- DESCRIPTION OF THE TASK:
Of the lines below, how many hold the string "JSON"? Give only the number.

--- start of DATASET RECORDS ---

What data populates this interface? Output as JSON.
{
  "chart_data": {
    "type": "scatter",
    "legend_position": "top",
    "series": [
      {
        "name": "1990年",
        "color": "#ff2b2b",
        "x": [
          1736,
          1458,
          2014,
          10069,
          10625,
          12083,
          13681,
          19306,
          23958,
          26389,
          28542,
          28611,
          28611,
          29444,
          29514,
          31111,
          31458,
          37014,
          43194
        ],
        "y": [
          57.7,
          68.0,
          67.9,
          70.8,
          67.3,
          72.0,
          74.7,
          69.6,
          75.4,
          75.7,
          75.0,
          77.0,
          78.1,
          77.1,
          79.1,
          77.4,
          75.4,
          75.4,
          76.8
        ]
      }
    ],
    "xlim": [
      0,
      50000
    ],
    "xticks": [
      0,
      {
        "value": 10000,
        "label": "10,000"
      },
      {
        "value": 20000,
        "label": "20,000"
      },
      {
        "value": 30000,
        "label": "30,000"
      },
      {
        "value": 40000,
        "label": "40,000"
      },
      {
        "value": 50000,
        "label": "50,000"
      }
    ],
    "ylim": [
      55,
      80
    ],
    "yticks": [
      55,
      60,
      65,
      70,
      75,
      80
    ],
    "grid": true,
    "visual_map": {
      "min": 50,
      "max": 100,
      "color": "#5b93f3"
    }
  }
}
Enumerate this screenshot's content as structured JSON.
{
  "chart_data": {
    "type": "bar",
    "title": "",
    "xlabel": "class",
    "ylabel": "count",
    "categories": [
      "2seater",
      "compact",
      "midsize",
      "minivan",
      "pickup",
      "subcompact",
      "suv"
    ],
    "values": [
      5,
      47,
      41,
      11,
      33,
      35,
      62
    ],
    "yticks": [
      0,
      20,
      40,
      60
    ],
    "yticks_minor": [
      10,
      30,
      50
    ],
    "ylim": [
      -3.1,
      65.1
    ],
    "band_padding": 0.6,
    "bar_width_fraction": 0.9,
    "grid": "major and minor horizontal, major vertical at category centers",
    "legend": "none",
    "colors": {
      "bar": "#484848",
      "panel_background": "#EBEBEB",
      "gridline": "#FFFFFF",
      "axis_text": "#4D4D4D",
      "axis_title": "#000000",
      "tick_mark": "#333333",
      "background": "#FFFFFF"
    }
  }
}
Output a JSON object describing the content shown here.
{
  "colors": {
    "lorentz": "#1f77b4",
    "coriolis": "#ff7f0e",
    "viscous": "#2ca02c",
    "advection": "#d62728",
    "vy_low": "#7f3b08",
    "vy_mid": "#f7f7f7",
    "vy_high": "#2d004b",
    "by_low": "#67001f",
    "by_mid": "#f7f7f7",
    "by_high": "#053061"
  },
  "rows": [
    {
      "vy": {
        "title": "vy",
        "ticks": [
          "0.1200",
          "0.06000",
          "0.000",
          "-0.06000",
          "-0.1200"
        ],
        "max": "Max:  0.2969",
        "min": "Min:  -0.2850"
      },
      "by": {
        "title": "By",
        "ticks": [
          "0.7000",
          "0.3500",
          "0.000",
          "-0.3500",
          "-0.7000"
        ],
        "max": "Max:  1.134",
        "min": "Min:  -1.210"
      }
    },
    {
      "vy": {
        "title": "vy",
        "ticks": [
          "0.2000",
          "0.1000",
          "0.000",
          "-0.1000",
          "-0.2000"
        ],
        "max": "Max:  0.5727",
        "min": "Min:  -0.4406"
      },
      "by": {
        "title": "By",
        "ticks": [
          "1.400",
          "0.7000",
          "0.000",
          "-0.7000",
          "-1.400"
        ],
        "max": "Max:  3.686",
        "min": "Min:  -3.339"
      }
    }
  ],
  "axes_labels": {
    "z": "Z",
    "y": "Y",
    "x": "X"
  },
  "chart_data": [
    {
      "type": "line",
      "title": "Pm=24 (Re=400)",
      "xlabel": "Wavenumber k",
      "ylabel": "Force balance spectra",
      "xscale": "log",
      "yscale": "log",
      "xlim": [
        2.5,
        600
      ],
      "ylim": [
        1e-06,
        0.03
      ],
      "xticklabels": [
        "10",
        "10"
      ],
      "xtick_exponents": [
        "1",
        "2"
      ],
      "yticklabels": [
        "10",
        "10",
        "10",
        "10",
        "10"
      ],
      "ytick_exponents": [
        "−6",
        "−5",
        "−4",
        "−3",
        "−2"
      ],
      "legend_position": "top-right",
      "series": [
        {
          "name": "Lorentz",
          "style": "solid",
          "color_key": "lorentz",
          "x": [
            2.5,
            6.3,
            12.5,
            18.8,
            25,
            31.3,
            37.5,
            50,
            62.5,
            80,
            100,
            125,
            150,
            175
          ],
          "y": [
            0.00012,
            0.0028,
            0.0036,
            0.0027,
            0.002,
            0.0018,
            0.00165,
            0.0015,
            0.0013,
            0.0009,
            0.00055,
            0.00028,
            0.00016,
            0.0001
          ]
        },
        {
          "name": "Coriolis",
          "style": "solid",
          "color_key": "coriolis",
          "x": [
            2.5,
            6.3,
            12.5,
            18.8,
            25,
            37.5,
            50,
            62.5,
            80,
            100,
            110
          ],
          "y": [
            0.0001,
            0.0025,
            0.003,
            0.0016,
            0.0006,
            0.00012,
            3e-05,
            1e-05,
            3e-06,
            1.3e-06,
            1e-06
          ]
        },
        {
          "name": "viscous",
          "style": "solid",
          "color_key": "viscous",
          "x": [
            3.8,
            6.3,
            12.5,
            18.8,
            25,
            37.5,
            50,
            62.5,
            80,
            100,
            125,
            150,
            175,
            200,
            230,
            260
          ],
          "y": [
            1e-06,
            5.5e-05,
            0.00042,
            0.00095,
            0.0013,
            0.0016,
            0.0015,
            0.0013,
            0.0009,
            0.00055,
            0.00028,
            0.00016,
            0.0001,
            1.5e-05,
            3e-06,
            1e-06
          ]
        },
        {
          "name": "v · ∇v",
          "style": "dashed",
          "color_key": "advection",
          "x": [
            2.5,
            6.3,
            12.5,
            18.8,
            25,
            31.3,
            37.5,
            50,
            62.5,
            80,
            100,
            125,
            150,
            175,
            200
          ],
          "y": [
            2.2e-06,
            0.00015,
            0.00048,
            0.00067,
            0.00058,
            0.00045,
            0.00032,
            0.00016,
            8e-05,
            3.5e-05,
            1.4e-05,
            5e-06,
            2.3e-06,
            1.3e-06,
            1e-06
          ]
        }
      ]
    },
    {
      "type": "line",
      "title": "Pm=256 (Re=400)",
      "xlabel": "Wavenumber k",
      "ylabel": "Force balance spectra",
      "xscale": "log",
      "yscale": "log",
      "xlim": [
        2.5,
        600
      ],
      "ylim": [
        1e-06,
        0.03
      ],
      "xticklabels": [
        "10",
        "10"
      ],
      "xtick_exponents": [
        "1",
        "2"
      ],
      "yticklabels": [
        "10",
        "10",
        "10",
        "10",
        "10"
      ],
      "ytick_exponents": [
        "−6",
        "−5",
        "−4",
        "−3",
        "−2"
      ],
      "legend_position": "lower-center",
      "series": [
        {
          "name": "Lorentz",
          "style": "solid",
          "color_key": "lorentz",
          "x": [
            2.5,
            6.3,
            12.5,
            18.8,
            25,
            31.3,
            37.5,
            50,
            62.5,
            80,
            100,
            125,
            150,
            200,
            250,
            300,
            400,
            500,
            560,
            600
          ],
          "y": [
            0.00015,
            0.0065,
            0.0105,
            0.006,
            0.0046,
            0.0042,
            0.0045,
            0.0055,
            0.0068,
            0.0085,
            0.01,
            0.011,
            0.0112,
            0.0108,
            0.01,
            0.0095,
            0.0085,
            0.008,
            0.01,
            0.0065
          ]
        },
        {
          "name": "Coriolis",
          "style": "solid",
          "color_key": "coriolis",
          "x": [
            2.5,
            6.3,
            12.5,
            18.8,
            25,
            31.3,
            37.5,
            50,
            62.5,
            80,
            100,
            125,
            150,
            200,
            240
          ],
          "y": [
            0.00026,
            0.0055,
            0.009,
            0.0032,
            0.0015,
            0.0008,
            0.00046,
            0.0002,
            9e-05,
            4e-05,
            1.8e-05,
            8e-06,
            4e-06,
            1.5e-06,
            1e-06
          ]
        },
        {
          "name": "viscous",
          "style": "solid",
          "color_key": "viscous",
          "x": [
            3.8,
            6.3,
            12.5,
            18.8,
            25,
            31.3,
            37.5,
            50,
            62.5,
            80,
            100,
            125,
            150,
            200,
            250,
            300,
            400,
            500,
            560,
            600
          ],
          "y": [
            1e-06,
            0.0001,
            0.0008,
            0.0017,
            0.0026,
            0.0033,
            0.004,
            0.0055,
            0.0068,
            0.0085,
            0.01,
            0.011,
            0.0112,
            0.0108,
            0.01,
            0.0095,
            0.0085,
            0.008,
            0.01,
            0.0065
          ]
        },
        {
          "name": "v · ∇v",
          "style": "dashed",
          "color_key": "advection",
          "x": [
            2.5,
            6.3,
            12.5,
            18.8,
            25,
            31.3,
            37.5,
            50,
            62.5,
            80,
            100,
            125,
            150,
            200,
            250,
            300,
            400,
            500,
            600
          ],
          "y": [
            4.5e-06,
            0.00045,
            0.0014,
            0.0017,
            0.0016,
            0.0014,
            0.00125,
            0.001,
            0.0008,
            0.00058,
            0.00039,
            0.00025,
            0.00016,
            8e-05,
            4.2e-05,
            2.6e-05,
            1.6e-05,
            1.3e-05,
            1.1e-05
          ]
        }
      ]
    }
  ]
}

--- end of DATASET RECORDS ---

- THE RESPONSE:
3